**Task objective**. Sift the material for lines containing "Filters", and return them.

[Dataset excerpts]
---

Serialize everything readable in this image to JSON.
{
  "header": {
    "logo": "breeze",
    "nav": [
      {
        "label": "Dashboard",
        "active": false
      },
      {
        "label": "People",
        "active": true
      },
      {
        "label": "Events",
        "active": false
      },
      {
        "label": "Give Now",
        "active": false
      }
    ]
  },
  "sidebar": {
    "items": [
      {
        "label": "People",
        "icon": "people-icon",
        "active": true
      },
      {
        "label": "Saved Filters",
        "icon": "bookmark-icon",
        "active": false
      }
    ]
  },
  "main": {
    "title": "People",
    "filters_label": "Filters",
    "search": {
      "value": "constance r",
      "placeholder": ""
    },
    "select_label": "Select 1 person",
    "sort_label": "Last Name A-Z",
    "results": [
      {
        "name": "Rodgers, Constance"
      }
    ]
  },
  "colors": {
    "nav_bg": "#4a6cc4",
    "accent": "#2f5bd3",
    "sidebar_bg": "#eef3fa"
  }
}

---

**Exercise result**.
        "label": "Saved Filters",
    "filters_label": "Filters",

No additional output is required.